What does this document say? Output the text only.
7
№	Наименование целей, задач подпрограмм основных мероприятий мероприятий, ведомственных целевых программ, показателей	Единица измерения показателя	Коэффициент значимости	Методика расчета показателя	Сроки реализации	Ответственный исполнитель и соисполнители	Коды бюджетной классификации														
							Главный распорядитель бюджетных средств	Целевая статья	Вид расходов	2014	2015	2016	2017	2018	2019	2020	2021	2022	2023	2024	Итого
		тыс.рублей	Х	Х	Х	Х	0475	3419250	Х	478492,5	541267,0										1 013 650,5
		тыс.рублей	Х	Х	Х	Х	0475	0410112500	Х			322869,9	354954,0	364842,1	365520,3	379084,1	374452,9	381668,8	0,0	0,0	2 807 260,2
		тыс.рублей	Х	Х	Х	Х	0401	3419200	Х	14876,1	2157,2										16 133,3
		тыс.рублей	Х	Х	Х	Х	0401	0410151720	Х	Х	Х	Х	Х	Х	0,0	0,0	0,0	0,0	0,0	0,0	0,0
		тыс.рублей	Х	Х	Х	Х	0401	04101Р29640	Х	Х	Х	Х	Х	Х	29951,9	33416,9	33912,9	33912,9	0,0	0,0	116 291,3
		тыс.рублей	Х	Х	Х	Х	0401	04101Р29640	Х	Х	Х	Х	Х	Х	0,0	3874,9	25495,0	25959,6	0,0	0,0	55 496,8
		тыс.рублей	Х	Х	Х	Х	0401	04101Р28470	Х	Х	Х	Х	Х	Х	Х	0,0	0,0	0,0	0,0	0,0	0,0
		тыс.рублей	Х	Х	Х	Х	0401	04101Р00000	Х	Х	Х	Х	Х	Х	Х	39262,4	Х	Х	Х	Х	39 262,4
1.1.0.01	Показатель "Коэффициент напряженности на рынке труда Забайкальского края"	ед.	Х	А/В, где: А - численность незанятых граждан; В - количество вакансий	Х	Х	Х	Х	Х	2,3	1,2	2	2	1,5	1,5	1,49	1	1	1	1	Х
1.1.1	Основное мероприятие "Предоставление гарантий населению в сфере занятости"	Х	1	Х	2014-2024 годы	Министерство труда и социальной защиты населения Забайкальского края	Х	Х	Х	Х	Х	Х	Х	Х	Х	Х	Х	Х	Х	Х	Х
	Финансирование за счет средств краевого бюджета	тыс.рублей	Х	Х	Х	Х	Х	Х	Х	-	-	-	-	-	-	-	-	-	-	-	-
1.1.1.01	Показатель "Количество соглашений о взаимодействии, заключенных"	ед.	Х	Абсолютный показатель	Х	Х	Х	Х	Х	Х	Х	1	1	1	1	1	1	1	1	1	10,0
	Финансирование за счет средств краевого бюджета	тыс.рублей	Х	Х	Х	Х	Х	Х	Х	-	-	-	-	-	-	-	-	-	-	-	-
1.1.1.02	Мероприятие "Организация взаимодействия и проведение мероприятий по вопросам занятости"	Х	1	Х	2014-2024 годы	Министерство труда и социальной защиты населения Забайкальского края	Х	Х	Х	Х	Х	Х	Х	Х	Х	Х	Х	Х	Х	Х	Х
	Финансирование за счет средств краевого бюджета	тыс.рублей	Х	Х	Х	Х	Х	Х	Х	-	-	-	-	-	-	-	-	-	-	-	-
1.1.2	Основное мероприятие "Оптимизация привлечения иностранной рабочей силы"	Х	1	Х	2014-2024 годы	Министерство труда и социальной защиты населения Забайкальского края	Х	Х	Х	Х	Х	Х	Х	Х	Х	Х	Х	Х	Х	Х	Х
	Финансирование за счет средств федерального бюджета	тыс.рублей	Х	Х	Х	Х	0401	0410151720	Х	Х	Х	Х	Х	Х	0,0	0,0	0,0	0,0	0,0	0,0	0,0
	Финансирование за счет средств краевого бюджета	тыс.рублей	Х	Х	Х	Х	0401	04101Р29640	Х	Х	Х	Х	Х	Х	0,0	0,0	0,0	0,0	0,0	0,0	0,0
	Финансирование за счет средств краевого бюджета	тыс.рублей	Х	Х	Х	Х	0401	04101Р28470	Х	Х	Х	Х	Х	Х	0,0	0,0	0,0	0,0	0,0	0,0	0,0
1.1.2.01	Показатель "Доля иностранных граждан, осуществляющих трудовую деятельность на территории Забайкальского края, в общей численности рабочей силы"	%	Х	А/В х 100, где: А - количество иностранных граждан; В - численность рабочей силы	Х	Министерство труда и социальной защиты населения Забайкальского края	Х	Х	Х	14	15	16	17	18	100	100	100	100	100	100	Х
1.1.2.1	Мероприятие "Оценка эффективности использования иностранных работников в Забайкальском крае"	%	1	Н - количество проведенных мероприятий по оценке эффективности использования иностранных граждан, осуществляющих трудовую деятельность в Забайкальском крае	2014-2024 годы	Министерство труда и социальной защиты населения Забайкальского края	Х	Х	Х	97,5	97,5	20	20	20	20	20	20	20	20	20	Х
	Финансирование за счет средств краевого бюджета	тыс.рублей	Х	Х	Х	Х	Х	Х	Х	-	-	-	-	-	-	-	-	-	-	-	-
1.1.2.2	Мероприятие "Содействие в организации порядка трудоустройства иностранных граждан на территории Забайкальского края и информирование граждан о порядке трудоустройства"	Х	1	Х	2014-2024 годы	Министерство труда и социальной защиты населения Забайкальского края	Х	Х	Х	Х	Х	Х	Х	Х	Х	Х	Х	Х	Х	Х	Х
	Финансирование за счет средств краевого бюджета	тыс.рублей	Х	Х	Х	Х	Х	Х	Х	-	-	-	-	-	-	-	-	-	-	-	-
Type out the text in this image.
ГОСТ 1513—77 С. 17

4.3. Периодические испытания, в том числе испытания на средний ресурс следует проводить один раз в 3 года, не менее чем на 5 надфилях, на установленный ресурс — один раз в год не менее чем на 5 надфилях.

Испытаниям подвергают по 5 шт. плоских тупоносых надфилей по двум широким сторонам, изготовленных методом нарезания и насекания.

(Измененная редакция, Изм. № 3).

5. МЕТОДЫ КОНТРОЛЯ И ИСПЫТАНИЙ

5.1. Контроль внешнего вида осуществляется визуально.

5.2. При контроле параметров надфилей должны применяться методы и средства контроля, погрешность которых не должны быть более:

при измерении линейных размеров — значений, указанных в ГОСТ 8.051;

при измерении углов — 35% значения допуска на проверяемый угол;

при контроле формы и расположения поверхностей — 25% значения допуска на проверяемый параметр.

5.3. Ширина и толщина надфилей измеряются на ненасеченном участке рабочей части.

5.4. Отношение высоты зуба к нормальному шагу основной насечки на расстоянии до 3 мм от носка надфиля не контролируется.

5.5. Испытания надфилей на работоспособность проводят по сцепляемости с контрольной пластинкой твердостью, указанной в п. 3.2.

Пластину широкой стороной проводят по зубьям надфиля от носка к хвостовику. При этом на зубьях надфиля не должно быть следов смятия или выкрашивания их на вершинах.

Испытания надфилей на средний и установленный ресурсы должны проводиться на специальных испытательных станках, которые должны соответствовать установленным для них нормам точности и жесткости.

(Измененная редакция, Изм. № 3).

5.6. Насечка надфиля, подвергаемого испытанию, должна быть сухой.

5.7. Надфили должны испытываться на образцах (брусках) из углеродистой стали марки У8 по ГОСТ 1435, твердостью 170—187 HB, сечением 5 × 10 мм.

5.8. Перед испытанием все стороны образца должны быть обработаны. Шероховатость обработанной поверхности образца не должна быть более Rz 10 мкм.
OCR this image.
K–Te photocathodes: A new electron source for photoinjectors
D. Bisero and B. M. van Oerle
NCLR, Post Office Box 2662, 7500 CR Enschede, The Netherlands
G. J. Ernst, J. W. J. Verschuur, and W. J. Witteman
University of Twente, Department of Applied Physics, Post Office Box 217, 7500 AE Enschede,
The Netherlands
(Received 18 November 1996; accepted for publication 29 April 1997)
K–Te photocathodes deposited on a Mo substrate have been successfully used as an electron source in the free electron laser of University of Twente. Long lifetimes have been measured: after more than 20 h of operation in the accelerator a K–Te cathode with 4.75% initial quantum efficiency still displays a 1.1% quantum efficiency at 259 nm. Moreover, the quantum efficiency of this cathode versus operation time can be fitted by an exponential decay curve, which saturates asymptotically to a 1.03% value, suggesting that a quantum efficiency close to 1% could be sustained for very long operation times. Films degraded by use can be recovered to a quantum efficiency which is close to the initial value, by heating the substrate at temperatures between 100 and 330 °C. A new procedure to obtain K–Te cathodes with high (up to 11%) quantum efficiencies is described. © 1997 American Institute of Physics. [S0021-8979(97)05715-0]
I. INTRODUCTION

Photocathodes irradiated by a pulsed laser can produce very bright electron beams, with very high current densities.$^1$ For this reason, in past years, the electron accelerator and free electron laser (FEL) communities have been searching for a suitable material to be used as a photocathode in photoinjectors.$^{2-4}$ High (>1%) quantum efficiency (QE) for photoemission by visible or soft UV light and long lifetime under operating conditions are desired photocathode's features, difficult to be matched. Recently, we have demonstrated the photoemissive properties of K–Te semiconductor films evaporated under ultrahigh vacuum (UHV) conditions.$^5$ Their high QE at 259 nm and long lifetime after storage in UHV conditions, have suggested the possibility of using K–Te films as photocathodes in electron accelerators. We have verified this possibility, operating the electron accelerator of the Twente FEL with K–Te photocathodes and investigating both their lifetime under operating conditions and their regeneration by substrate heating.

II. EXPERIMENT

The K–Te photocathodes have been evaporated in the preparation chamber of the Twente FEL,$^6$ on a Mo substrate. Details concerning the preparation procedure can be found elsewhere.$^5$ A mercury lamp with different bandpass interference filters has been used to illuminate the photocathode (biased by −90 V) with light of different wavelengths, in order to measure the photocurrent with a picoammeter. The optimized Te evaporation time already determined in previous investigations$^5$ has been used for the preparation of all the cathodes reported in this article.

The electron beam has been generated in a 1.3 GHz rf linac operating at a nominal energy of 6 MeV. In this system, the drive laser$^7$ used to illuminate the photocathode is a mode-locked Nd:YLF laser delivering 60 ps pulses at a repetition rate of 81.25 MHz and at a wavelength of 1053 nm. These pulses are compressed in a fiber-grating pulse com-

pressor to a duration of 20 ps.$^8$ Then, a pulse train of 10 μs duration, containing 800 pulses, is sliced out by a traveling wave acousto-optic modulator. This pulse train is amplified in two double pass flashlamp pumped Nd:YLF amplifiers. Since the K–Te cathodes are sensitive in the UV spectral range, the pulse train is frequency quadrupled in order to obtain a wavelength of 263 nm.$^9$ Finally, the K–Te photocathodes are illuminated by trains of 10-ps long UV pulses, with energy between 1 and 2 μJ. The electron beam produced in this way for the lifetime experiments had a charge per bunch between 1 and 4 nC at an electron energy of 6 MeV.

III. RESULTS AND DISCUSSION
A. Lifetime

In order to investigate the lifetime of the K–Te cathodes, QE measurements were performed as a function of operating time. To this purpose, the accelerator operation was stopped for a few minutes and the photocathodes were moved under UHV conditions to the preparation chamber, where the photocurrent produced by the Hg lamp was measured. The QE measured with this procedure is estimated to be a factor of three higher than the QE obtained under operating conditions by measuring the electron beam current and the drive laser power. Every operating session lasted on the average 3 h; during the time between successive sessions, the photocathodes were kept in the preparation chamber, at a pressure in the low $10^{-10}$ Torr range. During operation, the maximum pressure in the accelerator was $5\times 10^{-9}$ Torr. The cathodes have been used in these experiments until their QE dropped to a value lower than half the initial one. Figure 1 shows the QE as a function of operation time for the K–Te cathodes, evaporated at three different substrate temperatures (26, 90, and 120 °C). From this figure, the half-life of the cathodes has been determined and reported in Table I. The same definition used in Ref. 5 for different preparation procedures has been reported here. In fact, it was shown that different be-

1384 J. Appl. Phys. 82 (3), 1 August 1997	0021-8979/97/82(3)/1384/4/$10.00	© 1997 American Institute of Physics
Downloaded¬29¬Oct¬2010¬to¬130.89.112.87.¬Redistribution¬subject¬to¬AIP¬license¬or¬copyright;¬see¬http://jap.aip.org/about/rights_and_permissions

---+---

→ **JOB**:
In the material above, how many lines hold the word "Enschede"? Say only the number.

→ **EXERCISE RESULT**:
2